[Source data]
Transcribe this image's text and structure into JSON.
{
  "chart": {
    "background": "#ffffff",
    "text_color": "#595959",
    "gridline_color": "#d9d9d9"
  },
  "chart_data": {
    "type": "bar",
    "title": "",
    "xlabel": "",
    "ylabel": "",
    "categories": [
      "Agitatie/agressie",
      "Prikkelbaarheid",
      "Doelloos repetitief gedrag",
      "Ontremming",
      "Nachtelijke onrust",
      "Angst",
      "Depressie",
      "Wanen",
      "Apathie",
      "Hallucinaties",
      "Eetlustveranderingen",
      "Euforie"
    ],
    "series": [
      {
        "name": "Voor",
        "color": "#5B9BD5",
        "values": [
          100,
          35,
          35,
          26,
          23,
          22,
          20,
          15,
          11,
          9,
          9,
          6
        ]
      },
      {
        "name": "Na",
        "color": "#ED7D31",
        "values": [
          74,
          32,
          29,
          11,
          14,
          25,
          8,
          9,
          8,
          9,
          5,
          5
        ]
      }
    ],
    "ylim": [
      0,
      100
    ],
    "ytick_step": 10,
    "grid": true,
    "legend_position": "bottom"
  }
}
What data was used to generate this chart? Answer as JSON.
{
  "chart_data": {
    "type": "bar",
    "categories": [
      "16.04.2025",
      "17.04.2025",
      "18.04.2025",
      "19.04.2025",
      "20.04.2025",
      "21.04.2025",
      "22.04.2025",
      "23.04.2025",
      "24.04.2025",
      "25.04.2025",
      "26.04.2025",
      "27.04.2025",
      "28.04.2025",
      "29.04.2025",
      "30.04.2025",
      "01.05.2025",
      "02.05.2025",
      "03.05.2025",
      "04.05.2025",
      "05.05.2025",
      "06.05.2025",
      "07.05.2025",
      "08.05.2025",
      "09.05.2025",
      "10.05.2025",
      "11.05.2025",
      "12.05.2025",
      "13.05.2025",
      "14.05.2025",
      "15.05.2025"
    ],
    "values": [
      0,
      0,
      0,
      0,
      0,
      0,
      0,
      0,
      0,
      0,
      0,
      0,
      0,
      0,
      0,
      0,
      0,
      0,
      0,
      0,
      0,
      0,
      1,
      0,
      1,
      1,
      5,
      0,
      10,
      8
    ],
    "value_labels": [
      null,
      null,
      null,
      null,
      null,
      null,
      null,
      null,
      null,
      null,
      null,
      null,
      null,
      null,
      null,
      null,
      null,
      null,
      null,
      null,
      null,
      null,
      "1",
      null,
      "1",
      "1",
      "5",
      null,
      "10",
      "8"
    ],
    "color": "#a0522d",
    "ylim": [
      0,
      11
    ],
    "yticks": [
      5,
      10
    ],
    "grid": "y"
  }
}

Exercise brief >>
Retype the data in full and match it exactly.

Full answer >>
Transcribe this image's text and structure into JSON.
{
  "chart": {
    "background": "#ffffff",
    "text_color": "#595959",
    "gridline_color": "#d9d9d9"
  },
  "chart_data": {
    "type": "bar",
    "title": "",
    "xlabel": "",
    "ylabel": "",
    "categories": [
      "Agitatie/agressie",
      "Prikkelbaarheid",
      "Doelloos repetitief gedrag",
      "Ontremming",
      "Nachtelijke onrust",
      "Angst",
      "Depressie",
      "Wanen",
      "Apathie",
      "Hallucinaties",
      "Eetlustveranderingen",
      "Euforie"
    ],
    "series": [
      {
        "name": "Voor",
        "color": "#5B9BD5",
        "values": [
          100,
          35,
          35,
          26,
          23,
          22,
          20,
          15,
          11,
          9,
          9,
          6
        ]
      },
      {
        "name": "Na",
        "color": "#ED7D31",
        "values": [
          74,
          32,
          29,
          11,
          14,
          25,
          8,
          9,
          8,
          9,
          5,
          5
        ]
      }
    ],
    "ylim": [
      0,
      100
    ],
    "ytick_step": 10,
    "grid": true,
    "legend_position": "bottom"
  }
}
What data was used to generate this chart? Answer as JSON.
{
  "chart_data": {
    "type": "bar",
    "categories": [
      "16.04.2025",
      "17.04.2025",
      "18.04.2025",
      "19.04.2025",
      "20.04.2025",
      "21.04.2025",
      "22.04.2025",
      "23.04.2025",
      "24.04.2025",
      "25.04.2025",
      "26.04.2025",
      "27.04.2025",
      "28.04.2025",
      "29.04.2025",
      "30.04.2025",
      "01.05.2025",
      "02.05.2025",
      "03.05.2025",
      "04.05.2025",
      "05.05.2025",
      "06.05.2025",
      "07.05.2025",
      "08.05.2025",
      "09.05.2025",
      "10.05.2025",
      "11.05.2025",
      "12.05.2025",
      "13.05.2025",
      "14.05.2025",
      "15.05.2025"
    ],
    "values": [
      0,
      0,
      0,
      0,
      0,
      0,
      0,
      0,
      0,
      0,
      0,
      0,
      0,
      0,
      0,
      0,
      0,
      0,
      0,
      0,
      0,
      0,
      1,
      0,
      1,
      1,
      5,
      0,
      10,
      8
    ],
    "value_labels": [
      null,
      null,
      null,
      null,
      null,
      null,
      null,
      null,
      null,
      null,
      null,
      null,
      null,
      null,
      null,
      null,
      null,
      null,
      null,
      null,
      null,
      null,
      "1",
      null,
      "1",
      "1",
      "5",
      null,
      "10",
      "8"
    ],
    "color": "#a0522d",
    "ylim": [
      0,
      11
    ],
    "yticks": [
      5,
      10
    ],
    "grid": "y"
  }
}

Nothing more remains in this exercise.